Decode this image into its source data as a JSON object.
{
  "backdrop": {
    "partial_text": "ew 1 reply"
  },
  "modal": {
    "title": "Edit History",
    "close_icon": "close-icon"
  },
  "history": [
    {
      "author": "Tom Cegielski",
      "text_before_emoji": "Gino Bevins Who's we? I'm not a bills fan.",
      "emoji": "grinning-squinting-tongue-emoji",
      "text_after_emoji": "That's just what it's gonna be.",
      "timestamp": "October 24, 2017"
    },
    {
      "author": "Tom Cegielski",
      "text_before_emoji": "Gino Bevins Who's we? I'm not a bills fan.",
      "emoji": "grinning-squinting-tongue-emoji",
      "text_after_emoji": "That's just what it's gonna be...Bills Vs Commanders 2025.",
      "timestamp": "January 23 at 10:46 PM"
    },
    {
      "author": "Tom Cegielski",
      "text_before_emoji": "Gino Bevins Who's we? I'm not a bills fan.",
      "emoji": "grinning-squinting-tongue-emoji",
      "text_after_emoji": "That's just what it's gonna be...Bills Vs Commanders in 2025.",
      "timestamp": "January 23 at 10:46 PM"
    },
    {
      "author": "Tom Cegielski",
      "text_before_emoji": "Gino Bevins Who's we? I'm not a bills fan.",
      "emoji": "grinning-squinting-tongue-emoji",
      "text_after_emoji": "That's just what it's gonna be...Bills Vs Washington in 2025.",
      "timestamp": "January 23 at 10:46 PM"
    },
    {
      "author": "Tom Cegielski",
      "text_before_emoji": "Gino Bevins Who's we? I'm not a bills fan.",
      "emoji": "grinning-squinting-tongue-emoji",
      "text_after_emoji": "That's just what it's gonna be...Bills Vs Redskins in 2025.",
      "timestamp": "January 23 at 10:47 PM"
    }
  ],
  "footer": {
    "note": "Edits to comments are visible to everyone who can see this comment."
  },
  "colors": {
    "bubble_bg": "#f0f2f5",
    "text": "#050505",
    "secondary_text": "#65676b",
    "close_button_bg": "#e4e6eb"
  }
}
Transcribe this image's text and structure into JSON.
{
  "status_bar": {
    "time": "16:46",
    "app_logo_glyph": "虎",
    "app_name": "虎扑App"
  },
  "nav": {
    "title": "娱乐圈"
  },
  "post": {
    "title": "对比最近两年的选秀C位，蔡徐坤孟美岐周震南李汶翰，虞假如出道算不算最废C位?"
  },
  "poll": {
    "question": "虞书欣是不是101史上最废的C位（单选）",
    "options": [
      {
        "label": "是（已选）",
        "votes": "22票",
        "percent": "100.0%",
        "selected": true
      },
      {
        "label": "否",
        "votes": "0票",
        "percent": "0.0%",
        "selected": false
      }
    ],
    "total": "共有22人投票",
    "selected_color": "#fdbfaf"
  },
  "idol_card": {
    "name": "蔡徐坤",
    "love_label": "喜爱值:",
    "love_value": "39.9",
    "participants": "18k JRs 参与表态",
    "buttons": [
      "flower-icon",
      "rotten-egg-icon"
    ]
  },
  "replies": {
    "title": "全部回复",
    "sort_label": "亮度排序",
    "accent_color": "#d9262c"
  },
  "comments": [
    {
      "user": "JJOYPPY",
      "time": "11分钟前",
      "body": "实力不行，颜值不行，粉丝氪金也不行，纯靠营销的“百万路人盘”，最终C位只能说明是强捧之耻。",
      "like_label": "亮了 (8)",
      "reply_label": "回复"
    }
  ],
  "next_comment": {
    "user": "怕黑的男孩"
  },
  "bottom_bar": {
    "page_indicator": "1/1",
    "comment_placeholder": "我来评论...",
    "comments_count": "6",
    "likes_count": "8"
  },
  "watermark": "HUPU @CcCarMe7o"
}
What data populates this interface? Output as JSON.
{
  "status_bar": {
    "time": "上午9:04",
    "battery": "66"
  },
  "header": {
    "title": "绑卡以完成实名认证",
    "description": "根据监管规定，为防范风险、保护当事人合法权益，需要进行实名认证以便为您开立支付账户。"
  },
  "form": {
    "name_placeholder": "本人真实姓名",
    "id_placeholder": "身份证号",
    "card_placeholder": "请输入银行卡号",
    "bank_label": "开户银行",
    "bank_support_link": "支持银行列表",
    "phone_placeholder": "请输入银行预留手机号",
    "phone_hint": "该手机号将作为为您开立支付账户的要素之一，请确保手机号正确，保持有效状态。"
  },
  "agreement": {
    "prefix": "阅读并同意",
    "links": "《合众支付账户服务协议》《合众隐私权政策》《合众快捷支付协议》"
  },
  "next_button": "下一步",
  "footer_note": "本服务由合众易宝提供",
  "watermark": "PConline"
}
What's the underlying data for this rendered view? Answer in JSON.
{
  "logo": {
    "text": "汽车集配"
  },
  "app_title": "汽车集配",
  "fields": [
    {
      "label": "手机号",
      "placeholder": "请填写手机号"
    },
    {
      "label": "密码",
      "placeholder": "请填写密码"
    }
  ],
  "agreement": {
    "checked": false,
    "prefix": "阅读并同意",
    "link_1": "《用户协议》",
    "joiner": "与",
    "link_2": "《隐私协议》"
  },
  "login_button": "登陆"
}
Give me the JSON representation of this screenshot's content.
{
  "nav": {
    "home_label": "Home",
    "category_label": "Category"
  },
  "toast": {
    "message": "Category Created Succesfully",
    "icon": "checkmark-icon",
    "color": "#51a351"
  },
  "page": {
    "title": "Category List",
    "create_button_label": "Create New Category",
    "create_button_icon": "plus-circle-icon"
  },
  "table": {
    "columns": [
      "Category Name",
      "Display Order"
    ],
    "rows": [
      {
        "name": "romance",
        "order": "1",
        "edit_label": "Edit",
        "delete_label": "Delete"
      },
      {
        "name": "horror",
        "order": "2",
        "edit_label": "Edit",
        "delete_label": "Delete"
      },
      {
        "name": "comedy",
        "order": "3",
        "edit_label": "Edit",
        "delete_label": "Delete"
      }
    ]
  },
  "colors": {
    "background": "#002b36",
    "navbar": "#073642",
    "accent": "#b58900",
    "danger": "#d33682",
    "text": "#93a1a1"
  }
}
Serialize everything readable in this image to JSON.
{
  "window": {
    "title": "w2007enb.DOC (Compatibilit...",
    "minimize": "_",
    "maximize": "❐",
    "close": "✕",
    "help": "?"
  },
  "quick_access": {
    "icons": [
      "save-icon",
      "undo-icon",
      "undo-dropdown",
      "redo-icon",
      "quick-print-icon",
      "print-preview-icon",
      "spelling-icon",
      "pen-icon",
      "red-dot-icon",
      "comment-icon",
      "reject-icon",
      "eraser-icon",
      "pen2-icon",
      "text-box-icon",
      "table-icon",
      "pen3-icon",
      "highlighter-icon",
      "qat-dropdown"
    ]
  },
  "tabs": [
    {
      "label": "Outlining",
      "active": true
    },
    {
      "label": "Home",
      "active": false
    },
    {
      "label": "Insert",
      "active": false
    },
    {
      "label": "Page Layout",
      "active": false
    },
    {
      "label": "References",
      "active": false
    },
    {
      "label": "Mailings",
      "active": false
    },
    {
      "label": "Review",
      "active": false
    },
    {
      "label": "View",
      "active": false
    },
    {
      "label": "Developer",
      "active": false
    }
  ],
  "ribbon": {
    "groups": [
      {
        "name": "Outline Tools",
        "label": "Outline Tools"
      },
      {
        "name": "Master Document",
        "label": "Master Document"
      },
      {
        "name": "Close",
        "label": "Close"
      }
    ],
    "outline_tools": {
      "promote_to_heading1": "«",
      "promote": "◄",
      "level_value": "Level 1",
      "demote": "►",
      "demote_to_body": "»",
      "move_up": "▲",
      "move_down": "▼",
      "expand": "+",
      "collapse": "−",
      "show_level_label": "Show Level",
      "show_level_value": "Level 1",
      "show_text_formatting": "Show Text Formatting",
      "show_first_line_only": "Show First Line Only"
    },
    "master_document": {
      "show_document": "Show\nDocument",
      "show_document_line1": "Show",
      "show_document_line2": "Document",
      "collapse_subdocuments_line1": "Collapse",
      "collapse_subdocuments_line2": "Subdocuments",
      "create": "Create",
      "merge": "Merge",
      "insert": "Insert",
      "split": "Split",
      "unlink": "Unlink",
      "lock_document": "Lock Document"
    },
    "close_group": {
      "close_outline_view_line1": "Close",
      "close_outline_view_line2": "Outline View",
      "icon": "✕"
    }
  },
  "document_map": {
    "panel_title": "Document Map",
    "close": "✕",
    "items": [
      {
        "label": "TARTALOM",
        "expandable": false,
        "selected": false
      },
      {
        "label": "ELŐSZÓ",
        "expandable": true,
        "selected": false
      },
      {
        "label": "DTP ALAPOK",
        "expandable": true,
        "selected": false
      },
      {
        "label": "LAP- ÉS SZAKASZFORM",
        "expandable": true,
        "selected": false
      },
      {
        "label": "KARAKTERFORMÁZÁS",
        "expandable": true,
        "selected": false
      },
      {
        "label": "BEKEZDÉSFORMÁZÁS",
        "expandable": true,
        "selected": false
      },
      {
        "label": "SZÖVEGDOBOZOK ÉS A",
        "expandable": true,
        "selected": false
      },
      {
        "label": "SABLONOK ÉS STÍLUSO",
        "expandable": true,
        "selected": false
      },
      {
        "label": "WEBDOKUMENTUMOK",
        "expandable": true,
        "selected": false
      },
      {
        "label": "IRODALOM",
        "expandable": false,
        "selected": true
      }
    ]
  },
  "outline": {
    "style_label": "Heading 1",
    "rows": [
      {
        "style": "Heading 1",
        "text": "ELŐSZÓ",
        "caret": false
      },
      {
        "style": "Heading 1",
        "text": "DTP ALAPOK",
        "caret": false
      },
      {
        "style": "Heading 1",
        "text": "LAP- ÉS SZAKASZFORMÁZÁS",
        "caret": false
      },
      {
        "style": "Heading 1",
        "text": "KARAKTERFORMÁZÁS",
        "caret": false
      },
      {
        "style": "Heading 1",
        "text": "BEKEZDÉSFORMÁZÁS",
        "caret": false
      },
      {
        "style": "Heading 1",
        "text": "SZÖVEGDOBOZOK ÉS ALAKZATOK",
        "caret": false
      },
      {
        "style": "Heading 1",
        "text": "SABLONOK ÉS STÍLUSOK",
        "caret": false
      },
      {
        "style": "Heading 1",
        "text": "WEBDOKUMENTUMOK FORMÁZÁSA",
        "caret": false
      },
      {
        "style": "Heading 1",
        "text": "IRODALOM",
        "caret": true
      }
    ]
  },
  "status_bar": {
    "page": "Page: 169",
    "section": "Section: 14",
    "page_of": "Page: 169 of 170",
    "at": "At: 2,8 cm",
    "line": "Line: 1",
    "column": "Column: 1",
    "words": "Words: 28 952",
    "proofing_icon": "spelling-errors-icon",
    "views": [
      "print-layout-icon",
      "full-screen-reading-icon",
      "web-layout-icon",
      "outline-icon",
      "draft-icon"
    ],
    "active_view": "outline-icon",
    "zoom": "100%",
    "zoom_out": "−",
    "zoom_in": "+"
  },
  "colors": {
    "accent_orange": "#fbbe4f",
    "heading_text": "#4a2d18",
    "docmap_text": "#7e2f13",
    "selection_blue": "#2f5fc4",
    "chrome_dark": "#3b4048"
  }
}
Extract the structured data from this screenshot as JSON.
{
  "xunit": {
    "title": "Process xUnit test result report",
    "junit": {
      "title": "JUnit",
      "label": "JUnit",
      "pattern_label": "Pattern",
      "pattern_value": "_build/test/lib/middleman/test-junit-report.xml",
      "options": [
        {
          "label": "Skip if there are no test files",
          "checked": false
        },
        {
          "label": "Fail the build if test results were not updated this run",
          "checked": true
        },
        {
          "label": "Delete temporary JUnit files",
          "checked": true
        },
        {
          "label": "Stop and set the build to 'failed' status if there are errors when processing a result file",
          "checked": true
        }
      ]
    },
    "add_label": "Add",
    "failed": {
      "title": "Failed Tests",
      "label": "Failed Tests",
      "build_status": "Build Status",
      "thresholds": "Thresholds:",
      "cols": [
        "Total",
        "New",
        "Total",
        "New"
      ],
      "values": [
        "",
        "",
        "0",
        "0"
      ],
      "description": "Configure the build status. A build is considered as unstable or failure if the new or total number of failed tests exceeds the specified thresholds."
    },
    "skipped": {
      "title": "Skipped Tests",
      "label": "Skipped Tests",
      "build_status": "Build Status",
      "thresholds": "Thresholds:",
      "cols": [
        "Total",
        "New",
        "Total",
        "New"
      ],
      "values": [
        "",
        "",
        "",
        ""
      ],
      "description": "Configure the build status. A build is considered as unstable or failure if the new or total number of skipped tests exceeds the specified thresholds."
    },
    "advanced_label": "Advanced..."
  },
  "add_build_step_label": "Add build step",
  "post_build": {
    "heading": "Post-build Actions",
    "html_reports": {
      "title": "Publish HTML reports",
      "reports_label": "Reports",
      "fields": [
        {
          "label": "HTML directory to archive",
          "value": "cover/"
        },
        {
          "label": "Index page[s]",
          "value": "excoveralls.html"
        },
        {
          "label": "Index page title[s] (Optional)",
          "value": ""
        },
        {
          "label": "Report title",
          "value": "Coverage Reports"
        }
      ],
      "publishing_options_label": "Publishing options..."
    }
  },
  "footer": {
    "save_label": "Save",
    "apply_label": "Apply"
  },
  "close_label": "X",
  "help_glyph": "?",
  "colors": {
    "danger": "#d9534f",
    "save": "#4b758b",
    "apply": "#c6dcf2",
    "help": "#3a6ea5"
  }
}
────────────────
* **WHAT IS ASKED**:
Using the listing above, list every line in which the string "description" occurs.

* **OUTPUT BELOW**:
    "description": "根据监管规定，为防范风险、保护当事人合法权益，需要进行实名认证以便为您开立支付账户。"
      "description": "Configure the build status. A build is considered as unstable or failure if the new or total number of failed tests exceeds the specified thresholds."
      "description": "Configure the build status. A build is considered as unstable or failure if the new or total number of skipped tests exceeds the specified thresholds."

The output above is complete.